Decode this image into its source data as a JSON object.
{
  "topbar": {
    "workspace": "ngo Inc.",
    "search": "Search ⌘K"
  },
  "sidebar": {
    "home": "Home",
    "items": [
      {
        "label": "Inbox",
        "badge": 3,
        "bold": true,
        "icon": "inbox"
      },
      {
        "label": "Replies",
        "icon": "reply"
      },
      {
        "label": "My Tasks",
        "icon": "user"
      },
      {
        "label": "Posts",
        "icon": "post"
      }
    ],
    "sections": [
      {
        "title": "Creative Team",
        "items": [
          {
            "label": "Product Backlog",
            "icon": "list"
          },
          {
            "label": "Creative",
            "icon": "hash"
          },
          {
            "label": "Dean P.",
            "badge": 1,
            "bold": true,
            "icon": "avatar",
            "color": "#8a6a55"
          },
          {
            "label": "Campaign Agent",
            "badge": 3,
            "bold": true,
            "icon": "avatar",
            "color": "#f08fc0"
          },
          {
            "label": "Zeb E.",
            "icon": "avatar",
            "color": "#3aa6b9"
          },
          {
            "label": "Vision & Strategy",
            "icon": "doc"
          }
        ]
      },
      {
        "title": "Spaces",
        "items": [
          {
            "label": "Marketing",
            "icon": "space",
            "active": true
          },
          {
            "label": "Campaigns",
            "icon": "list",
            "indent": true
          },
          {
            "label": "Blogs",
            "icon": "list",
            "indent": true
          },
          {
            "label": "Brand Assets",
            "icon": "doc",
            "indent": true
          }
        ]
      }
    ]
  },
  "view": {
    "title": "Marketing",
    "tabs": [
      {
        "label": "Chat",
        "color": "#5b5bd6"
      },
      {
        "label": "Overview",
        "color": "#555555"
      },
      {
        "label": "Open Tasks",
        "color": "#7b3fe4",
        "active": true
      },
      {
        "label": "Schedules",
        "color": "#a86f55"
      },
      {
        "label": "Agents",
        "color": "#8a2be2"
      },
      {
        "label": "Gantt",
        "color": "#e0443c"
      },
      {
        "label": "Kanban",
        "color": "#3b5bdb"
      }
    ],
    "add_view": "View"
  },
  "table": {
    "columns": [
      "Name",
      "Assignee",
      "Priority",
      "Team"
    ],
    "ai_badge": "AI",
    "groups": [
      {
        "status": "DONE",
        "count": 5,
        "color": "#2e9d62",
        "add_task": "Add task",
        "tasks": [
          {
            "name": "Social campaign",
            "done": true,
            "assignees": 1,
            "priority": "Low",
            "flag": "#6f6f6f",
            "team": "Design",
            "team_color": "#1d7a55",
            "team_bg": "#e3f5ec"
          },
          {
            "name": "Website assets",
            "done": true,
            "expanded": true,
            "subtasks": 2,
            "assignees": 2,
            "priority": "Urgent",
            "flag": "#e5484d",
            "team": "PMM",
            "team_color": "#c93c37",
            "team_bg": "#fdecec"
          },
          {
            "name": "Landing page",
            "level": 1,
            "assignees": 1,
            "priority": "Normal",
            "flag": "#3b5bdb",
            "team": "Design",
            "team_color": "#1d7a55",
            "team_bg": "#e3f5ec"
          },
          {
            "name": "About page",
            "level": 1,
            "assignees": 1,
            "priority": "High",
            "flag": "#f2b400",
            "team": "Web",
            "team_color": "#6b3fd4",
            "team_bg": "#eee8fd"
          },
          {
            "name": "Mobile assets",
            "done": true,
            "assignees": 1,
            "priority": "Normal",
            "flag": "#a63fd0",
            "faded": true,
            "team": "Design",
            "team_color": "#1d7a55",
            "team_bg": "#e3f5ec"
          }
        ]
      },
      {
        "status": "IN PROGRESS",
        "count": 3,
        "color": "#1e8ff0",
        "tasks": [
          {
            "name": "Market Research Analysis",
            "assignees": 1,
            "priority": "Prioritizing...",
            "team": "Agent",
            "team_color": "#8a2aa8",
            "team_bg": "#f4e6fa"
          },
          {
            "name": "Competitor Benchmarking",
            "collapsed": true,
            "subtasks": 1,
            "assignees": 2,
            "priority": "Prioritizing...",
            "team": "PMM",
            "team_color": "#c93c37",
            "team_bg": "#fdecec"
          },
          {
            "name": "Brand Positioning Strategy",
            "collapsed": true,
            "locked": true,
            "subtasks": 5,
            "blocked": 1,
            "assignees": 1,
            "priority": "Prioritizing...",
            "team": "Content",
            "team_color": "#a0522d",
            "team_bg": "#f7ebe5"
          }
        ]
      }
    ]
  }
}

##############################

To be done:
From the entries above, extract every line where the word "flag" appears.

Problem solution:
            "flag": "#6f6f6f",
            "flag": "#e5484d",
            "flag": "#3b5bdb",
            "flag": "#f2b400",
            "flag": "#a63fd0",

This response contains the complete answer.